:: DATASET

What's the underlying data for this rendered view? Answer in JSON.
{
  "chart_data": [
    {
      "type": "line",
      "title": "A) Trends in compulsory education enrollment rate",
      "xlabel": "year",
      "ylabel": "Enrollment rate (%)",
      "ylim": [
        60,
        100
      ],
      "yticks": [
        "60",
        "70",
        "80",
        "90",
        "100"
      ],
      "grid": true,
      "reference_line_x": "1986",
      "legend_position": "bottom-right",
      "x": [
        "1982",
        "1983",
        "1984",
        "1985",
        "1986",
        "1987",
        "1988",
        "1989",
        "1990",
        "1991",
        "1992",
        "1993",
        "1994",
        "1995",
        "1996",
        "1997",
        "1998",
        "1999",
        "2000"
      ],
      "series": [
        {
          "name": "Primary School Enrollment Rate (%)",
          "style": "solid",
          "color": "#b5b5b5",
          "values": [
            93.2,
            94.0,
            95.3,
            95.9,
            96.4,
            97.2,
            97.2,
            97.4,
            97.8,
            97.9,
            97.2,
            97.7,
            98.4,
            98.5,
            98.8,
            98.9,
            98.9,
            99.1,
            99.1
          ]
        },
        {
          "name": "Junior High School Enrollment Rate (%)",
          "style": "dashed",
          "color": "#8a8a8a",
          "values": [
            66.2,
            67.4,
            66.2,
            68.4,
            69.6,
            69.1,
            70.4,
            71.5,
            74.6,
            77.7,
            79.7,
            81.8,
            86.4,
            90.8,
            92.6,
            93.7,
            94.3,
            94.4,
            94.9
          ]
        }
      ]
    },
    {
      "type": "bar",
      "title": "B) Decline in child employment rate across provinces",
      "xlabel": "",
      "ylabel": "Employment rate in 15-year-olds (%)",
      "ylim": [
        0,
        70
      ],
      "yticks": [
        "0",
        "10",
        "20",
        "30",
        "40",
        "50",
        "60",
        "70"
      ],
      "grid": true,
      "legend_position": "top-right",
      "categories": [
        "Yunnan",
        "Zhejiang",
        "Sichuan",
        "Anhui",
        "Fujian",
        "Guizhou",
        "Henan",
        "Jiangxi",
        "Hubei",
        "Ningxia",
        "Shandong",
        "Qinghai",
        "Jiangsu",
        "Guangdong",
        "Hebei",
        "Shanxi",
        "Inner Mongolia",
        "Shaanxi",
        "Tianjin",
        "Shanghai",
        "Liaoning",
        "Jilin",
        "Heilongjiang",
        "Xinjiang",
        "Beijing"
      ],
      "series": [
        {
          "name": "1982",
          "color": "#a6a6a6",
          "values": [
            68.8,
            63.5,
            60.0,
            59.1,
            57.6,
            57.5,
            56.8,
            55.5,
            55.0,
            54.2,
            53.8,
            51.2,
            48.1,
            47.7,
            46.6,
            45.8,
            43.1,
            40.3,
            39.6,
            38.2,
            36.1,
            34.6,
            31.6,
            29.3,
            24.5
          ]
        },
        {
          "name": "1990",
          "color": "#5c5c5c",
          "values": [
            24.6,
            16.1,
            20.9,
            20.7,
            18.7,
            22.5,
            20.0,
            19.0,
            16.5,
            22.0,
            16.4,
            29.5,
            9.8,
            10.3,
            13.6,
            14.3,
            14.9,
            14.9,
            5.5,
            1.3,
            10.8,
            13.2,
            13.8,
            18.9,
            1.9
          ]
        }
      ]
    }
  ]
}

::::

TASK DIRECTIONS :: Report each line of the material above where the word "title" appears.

WRITTEN RESPONSE ::
      "title": "A) Trends in compulsory education enrollment rate",
      "title": "B) Decline in child employment rate across provinces",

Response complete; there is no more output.